**Directions for this task:** Set the listing down again in full, word for word, with the pictures left out.
— START Supplied material —
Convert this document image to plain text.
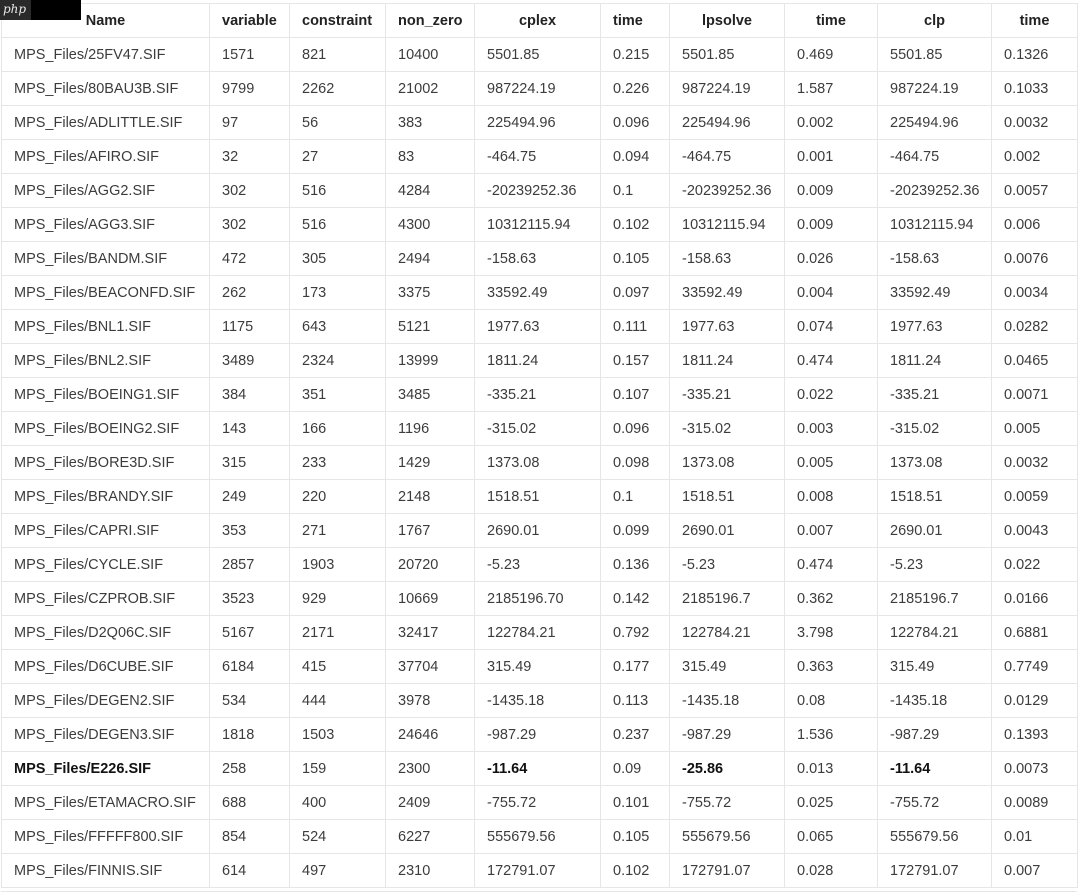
php
Name	variable	constraint	non_zero	cplex	time	lpsolve	time	clp	time
MPS_Files/25FV47.SIF	1571	821	10400	5501.85	0.215	5501.85	0.469	5501.85	0.1326
MPS_Files/80BAU3B.SIF	9799	2262	21002	987224.19	0.226	987224.19	1.587	987224.19	0.1033
MPS_Files/ADLITTLE.SIF	97	56	383	225494.96	0.096	225494.96	0.002	225494.96	0.0032
MPS_Files/AFIRO.SIF	32	27	83	-464.75	0.094	-464.75	0.001	-464.75	0.002
MPS_Files/AGG2.SIF	302	516	4284	-20239252.36	0.1	-20239252.36	0.009	-20239252.36	0.0057
MPS_Files/AGG3.SIF	302	516	4300	10312115.94	0.102	10312115.94	0.009	10312115.94	0.006
MPS_Files/BANDM.SIF	472	305	2494	-158.63	0.105	-158.63	0.026	-158.63	0.0076
MPS_Files/BEACONFD.SIF	262	173	3375	33592.49	0.097	33592.49	0.004	33592.49	0.0034
MPS_Files/BNL1.SIF	1175	643	5121	1977.63	0.111	1977.63	0.074	1977.63	0.0282
MPS_Files/BNL2.SIF	3489	2324	13999	1811.24	0.157	1811.24	0.474	1811.24	0.0465
MPS_Files/BOEING1.SIF	384	351	3485	-335.21	0.107	-335.21	0.022	-335.21	0.0071
MPS_Files/BOEING2.SIF	143	166	1196	-315.02	0.096	-315.02	0.003	-315.02	0.005
MPS_Files/BORE3D.SIF	315	233	1429	1373.08	0.098	1373.08	0.005	1373.08	0.0032
MPS_Files/BRANDY.SIF	249	220	2148	1518.51	0.1	1518.51	0.008	1518.51	0.0059
MPS_Files/CAPRI.SIF	353	271	1767	2690.01	0.099	2690.01	0.007	2690.01	0.0043
MPS_Files/CYCLE.SIF	2857	1903	20720	-5.23	0.136	-5.23	0.474	-5.23	0.022
MPS_Files/CZPROB.SIF	3523	929	10669	2185196.70	0.142	2185196.7	0.362	2185196.7	0.0166
MPS_Files/D2Q06C.SIF	5167	2171	32417	122784.21	0.792	122784.21	3.798	122784.21	0.6881
MPS_Files/D6CUBE.SIF	6184	415	37704	315.49	0.177	315.49	0.363	315.49	0.7749
MPS_Files/DEGEN2.SIF	534	444	3978	-1435.18	0.113	-1435.18	0.08	-1435.18	0.0129
MPS_Files/DEGEN3.SIF	1818	1503	24646	-987.29	0.237	-987.29	1.536	-987.29	0.1393
MPS_Files/E226.SIF	258	159	2300	-11.64	0.09	-25.86	0.013	-11.64	0.0073
MPS_Files/ETAMACRO.SIF	688	400	2409	-755.72	0.101	-755.72	0.025	-755.72	0.0089
MPS_Files/FFFFF800.SIF	854	524	6227	555679.56	0.105	555679.56	0.065	555679.56	0.01
MPS_Files/FINNIS.SIF	614	497	2310	172791.07	0.102	172791.07	0.028	172791.07	0.007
— END Supplied material —
**Result:**
Convert this document image to plain text.
php
Name	variable	constraint	non_zero	cplex	time	lpsolve	time	clp	time
MPS_Files/25FV47.SIF	1571	821	10400	5501.85	0.215	5501.85	0.469	5501.85	0.1326
MPS_Files/80BAU3B.SIF	9799	2262	21002	987224.19	0.226	987224.19	1.587	987224.19	0.1033
MPS_Files/ADLITTLE.SIF	97	56	383	225494.96	0.096	225494.96	0.002	225494.96	0.0032
MPS_Files/AFIRO.SIF	32	27	83	-464.75	0.094	-464.75	0.001	-464.75	0.002
MPS_Files/AGG2.SIF	302	516	4284	-20239252.36	0.1	-20239252.36	0.009	-20239252.36	0.0057
MPS_Files/AGG3.SIF	302	516	4300	10312115.94	0.102	10312115.94	0.009	10312115.94	0.006
MPS_Files/BANDM.SIF	472	305	2494	-158.63	0.105	-158.63	0.026	-158.63	0.0076
MPS_Files/BEACONFD.SIF	262	173	3375	33592.49	0.097	33592.49	0.004	33592.49	0.0034
MPS_Files/BNL1.SIF	1175	643	5121	1977.63	0.111	1977.63	0.074	1977.63	0.0282
MPS_Files/BNL2.SIF	3489	2324	13999	1811.24	0.157	1811.24	0.474	1811.24	0.0465
MPS_Files/BOEING1.SIF	384	351	3485	-335.21	0.107	-335.21	0.022	-335.21	0.0071
MPS_Files/BOEING2.SIF	143	166	1196	-315.02	0.096	-315.02	0.003	-315.02	0.005
MPS_Files/BORE3D.SIF	315	233	1429	1373.08	0.098	1373.08	0.005	1373.08	0.0032
MPS_Files/BRANDY.SIF	249	220	2148	1518.51	0.1	1518.51	0.008	1518.51	0.0059
MPS_Files/CAPRI.SIF	353	271	1767	2690.01	0.099	2690.01	0.007	2690.01	0.0043
MPS_Files/CYCLE.SIF	2857	1903	20720	-5.23	0.136	-5.23	0.474	-5.23	0.022
MPS_Files/CZPROB.SIF	3523	929	10669	2185196.70	0.142	2185196.7	0.362	2185196.7	0.0166
MPS_Files/D2Q06C.SIF	5167	2171	32417	122784.21	0.792	122784.21	3.798	122784.21	0.6881
MPS_Files/D6CUBE.SIF	6184	415	37704	315.49	0.177	315.49	0.363	315.49	0.7749
MPS_Files/DEGEN2.SIF	534	444	3978	-1435.18	0.113	-1435.18	0.08	-1435.18	0.0129
MPS_Files/DEGEN3.SIF	1818	1503	24646	-987.29	0.237	-987.29	1.536	-987.29	0.1393
MPS_Files/E226.SIF	258	159	2300	-11.64	0.09	-25.86	0.013	-11.64	0.0073
MPS_Files/ETAMACRO.SIF	688	400	2409	-755.72	0.101	-755.72	0.025	-755.72	0.0089
MPS_Files/FFFFF800.SIF	854	524	6227	555679.56	0.105	555679.56	0.065	555679.56	0.01
MPS_Files/FINNIS.SIF	614	497	2310	172791.07	0.102	172791.07	0.028	172791.07	0.007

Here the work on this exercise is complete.